**GIVEN INFORMATION:**

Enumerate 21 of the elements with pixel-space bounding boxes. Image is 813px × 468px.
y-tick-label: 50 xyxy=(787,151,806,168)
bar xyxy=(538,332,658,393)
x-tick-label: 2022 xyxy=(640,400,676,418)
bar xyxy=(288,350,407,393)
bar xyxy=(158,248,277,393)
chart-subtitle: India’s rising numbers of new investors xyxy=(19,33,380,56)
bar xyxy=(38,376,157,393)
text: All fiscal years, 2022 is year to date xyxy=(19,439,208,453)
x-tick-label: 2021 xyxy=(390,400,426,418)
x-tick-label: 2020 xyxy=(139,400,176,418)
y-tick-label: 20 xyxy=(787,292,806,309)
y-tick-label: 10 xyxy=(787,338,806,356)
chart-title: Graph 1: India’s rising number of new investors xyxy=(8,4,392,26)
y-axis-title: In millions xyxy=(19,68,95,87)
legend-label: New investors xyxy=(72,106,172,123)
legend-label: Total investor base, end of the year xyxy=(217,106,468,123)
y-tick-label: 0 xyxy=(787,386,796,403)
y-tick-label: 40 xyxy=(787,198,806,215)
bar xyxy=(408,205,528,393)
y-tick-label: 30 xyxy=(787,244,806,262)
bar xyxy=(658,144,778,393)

**TASK OBJECTIVE:**
Turn every line of the material above into a Markdown table with two columns, Row and Line. Number the rows in order and skip any blank lines.

**EXERCISE OUTPUT:**
| Row | Line |
|---|---|
| 1 | Enumerate 21 of the elements with pixel-space bounding boxes. Image is 813px × 468px. |
| 2 | y-tick-label: 50 xyxy=(787,151,806,168) |
| 3 | bar xyxy=(538,332,658,393) |
| 4 | x-tick-label: 2022 xyxy=(640,400,676,418) |
| 5 | bar xyxy=(288,350,407,393) |
| 6 | bar xyxy=(158,248,277,393) |
| 7 | chart-subtitle: India’s rising numbers of new investors xyxy=(19,33,380,56) |
| 8 | bar xyxy=(38,376,157,393) |
| 9 | text: All fiscal years, 2022 is year to date xyxy=(19,439,208,453) |
| 10 | x-tick-label: 2021 xyxy=(390,400,426,418) |
| 11 | x-tick-label: 2020 xyxy=(139,400,176,418) |
| 12 | y-tick-label: 20 xyxy=(787,292,806,309) |
| 13 | y-tick-label: 10 xyxy=(787,338,806,356) |
| 14 | chart-title: Graph 1: India’s rising number of new investors xyxy=(8,4,392,26) |
| 15 | y-axis-title: In millions xyxy=(19,68,95,87) |
| 16 | legend-label: New investors xyxy=(72,106,172,123) |
| 17 | legend-label: Total investor base, end of the year xyxy=(217,106,468,123) |
| 18 | y-tick-label: 0 xyxy=(787,386,796,403) |
| 19 | y-tick-label: 40 xyxy=(787,198,806,215) |
| 20 | bar xyxy=(408,205,528,393) |
| 21 | y-tick-label: 30 xyxy=(787,244,806,262) |
| 22 | bar xyxy=(658,144,778,393) |